# Selected passage
——————————

Of course not, it’s illegal. But from the Rosetta Stone to Banksie, it’s been going on a long time. So can graffiti ever acquire a social value?
London’s two famous Nelson statues had contrasting experiences in graffiti and vandalism lately. Our first Nelson, who has been a statue for nearly 200 years, Admiral Horatio Nelson, the hero of Trafalgar Square, stands on his 56 metre column and survived the Battles of Copenhagen, the Nile and the aerosol graffiti of the recent protests (although the plinth had “Revolution” emblazoned on it). The Christmas tree beside Nelson’s Column fared worse. The annual gift to the UK from the city of Oslo given since 1947 as a token of their gratitude for help in the war, war was lit ablaze by the vandals.
London’s other much loved Nelson statue, Nelson Mandela, who stands in Parliament Square got a tough time - graffiti and a rag tied round his neck (quite what the message was here is lost on me). Beside his neighbour, the statue of Churchill, the ground was marked with the words “Churchill, common gangster, traitor, killer.” Worse than that a man swung on a union flag draped to the Cenotaph, Whitehall’s Portland stone memorial to the war dead which just a few weeks ago saw dignitaries paying wreaths of poppies in remembrance of their sacrifice. Such lack of respect for people who died in the wars is high contemptible, and paradoxical in that our war dead died to save our very rights of expression that they the anarchists, quite distinct from the majority of the decent protesters, now abuse.
Despite the vandalism, the most iconic image of the recent student demo will surely always be a positive one - of school girls linking hands to save a police van from being battered by vandals, surely the most iconic London photo in ages.
Does graffiti ever have a place in society either in art, or a form of public expression?
Perhaps the most telling historical graffiti is in Pompeii the Roman city consumed by volcanic ash in 79AD, which preserved wall writings on a multitude of subjects. These range from the mundane “On April 19th, I made bread.” (Quiet why one would need to write that on a wall, I don’t know), to the factual, “Antiochus hung out here with his girlfriend Cithera,” which I suppose is an ancient version of “we woz ere”. There are rude ones such as “Epaphra, you are bald!” and “Phileros is a eunuch!” to the downright cruel “Chie, I hope your hemorrhoids rub together so much that they hurt worse than when they ever have before!”

——————————

# Stored data
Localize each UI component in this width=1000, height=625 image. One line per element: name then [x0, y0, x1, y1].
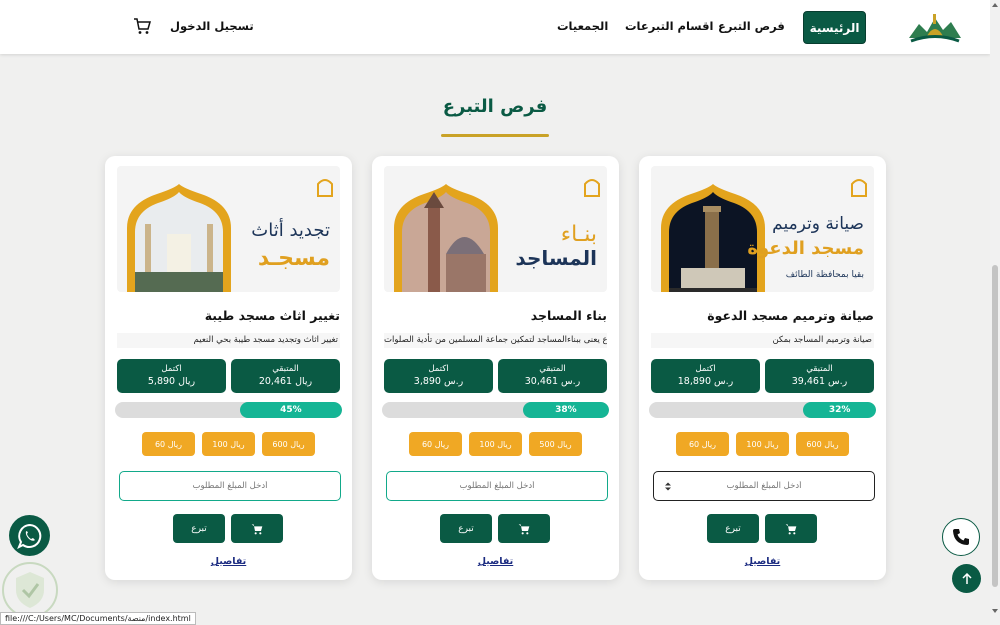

——————————

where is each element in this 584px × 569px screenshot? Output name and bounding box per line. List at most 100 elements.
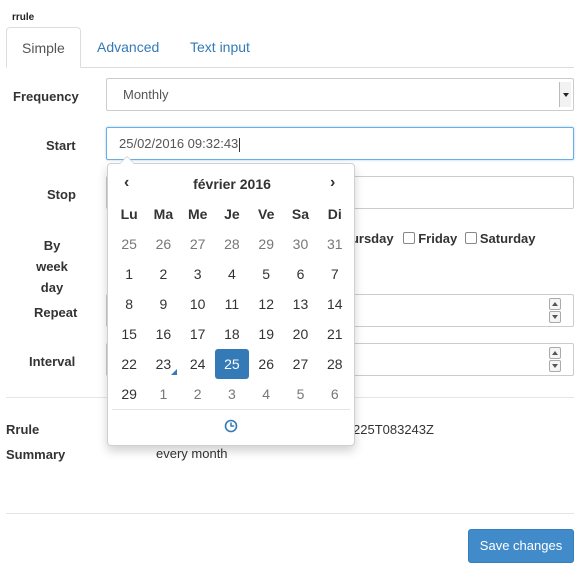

——————————

# Goal of the exercise
Carry on the essay on graffiti and vandalism from the point after its final Pompeii quotation, writing the next few paragraphs.

# Response to the task
But then there are graffiti that give helpful household hints such as, “Let water wash your feet clean and a slave wipe them dry,” and ofcourse to the romantic, “If anyone does not believe in Venus, they should gaze at my girl friend.” Unsurprisingly much of the Pompeii wall-chat is of an unsavoury nature, the great sentiments of human kind from Pompeii to the 21st century pub urinal have never changed and ancient graffiti is the common trig-point proof. Today, the Pompeii graffiti transmits messages across millennia about how people lived in 79AD with more lucidity and perceptive detail than any monument, tome or edict ever could. It’s a vox populi of the common person, a primitive community billboard for the masses unlike so much of written history where the words are given over to the victor or the intelligentsia. The tiny details of Chie’s haemorrhoids, the bitchiness of whoever wrote that, the intrigue, the debauchery, romance, boasting, show our commonality and oneness between nations and across time in full measure.
The Rosetta Stone and Graffiti
So given the passing of the sands of time through the hour glass, does a piece of graffiti acquire respectability? Does it at some juncture come of age and receive the badge of societal endorsement? Does time turn something worthless and crude in to a priceless historical artefact? Perhaps.
Take the Rosetta stone, the British Museum’s most important artefact which 200 years ago was used to help decipher hieroglyphics. It has three obvious scripts, Demotic, Hieroglyphics and Greek; but look closer and on its rugged edge and you might notice a fourth script: English. It’s a tad faint but can be still read as “Captured by the British Army 1805”, which purists at the time could have argued is a form of graffiti, defacing an ancient artefact. But today joining the dots backwards, it gives the stone an extra richness, another, more modern story for it to tell, about how the British fought Napoleon’s armies over 200 years ago to capture it in Egypt.
It’s not just old graffiti - modern graffiti too can be much coveted and loved at large. Take Banksy, the Bristol graffiti artist whose street art often of a political and thought-provocative nature is highly regarded and although books have been written about him and some of his stencilled wall art can sell for tens of thousands of pounds, is still essentially graffiti despite for despite its richness of thought, is held to be so due to its illegality.
(London City Steps in no way advocates graffiti but has a strong appreciation of Banksy and Pompeii. )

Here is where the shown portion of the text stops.